From the line that has "Extract the structured" down to the final line of the listing below, transcribe every line exactly, and only those.

-=-=-

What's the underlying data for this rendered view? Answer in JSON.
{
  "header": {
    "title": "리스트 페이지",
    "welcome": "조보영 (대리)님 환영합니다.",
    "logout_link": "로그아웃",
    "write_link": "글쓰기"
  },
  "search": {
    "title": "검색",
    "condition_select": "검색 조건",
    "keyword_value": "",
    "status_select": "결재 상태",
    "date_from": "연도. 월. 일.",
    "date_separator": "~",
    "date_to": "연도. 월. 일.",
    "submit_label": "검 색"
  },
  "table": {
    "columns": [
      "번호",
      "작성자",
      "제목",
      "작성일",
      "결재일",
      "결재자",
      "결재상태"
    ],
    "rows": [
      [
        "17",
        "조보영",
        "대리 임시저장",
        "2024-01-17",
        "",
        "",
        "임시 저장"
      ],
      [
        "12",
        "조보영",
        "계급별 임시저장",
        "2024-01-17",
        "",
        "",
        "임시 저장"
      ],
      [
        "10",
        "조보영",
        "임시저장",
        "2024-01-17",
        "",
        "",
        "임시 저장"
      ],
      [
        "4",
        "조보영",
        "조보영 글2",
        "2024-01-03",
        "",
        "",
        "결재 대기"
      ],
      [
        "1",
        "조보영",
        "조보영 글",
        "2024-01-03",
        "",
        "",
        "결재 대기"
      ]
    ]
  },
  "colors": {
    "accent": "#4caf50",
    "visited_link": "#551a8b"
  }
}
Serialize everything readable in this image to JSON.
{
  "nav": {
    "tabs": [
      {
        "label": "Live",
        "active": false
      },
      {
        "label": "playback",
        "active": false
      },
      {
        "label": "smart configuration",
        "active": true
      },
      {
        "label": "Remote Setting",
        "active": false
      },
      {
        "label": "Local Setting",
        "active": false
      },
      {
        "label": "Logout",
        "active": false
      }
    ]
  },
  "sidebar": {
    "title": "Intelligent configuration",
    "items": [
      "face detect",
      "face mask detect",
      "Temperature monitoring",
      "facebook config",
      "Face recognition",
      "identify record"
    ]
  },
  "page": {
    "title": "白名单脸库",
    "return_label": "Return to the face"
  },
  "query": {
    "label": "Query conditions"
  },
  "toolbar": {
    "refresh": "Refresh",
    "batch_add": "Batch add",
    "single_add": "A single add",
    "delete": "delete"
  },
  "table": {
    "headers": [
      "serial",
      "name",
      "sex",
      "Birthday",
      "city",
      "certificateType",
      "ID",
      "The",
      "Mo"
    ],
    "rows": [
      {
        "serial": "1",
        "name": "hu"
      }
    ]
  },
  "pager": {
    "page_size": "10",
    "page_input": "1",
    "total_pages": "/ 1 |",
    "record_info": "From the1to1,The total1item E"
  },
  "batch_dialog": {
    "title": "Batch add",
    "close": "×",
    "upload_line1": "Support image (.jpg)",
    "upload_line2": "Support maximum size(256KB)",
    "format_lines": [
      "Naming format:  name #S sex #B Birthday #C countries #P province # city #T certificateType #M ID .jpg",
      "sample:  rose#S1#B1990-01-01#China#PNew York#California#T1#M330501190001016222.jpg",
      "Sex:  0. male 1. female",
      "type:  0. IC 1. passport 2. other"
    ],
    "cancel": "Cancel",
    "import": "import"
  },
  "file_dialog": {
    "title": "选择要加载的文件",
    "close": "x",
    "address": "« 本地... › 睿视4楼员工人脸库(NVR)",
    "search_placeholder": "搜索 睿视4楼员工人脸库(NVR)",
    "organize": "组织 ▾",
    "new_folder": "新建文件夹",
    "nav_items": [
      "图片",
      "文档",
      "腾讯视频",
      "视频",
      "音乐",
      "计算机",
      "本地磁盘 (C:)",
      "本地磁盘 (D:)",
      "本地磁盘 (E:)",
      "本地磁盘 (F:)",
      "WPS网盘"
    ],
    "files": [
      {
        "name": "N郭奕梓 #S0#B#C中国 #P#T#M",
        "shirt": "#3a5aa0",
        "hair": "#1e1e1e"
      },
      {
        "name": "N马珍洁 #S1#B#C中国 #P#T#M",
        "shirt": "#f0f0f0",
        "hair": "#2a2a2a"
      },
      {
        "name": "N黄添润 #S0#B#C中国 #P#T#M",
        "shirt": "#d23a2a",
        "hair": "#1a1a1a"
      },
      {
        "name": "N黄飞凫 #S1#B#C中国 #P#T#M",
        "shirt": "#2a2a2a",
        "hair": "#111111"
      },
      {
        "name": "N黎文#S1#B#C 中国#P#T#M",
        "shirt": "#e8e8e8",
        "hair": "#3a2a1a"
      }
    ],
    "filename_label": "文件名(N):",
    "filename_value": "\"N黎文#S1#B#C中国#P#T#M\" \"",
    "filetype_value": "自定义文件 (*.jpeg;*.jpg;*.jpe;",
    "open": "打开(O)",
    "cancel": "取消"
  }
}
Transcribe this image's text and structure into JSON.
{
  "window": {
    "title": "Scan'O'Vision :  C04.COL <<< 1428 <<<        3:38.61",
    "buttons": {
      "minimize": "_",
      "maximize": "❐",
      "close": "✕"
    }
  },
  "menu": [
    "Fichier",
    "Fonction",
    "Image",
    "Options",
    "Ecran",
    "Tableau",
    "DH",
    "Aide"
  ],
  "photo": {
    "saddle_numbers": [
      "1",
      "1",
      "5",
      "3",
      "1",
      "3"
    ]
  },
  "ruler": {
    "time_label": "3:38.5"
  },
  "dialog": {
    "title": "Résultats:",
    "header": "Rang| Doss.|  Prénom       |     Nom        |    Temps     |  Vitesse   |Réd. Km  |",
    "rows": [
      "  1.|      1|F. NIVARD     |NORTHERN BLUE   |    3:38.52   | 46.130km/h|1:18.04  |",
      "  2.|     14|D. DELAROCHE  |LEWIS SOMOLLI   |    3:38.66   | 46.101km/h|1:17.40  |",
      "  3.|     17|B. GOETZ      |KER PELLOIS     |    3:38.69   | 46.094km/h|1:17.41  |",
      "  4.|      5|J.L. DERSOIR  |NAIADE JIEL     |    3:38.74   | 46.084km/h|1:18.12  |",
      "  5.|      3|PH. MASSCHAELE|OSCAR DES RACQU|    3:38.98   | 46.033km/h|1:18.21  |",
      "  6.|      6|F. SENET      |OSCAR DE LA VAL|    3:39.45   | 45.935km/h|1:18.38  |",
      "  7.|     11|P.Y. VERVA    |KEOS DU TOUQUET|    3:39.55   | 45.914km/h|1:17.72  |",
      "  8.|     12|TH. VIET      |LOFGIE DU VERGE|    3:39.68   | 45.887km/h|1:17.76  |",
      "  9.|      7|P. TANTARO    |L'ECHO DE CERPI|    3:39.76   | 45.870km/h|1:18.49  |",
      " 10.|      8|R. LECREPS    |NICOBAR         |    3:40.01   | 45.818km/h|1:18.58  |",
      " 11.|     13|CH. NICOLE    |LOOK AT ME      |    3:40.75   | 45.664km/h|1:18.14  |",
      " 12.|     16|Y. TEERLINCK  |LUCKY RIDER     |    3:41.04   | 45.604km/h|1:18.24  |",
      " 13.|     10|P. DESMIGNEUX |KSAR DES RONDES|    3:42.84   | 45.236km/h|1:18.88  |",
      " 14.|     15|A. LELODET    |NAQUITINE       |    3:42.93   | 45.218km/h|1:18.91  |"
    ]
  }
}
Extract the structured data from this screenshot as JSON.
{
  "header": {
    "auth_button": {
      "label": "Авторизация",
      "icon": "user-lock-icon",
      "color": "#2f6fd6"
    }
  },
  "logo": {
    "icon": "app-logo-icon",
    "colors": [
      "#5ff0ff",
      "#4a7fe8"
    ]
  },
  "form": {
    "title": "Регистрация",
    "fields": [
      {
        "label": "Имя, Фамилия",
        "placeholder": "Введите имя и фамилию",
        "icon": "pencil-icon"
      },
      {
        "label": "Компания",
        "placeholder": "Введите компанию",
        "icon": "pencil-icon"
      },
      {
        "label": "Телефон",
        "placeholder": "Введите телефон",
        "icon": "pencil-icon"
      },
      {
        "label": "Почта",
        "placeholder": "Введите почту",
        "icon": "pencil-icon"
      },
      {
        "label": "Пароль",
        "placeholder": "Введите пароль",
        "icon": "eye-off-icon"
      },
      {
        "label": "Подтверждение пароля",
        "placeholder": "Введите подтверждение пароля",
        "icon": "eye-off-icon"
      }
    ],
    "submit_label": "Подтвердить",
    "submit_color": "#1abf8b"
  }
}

-=-=-

THE OUTPUT:
Extract the structured data from this screenshot as JSON.
{
  "header": {
    "auth_button": {
      "label": "Авторизация",
      "icon": "user-lock-icon",
      "color": "#2f6fd6"
    }
  },
  "logo": {
    "icon": "app-logo-icon",
    "colors": [
      "#5ff0ff",
      "#4a7fe8"
    ]
  },
  "form": {
    "title": "Регистрация",
    "fields": [
      {
        "label": "Имя, Фамилия",
        "placeholder": "Введите имя и фамилию",
        "icon": "pencil-icon"
      },
      {
        "label": "Компания",
        "placeholder": "Введите компанию",
        "icon": "pencil-icon"
      },
      {
        "label": "Телефон",
        "placeholder": "Введите телефон",
        "icon": "pencil-icon"
      },
      {
        "label": "Почта",
        "placeholder": "Введите почту",
        "icon": "pencil-icon"
      },
      {
        "label": "Пароль",
        "placeholder": "Введите пароль",
        "icon": "eye-off-icon"
      },
      {
        "label": "Подтверждение пароля",
        "placeholder": "Введите подтверждение пароля",
        "icon": "eye-off-icon"
      }
    ],
    "submit_label": "Подтвердить",
    "submit_color": "#1abf8b"
  }
}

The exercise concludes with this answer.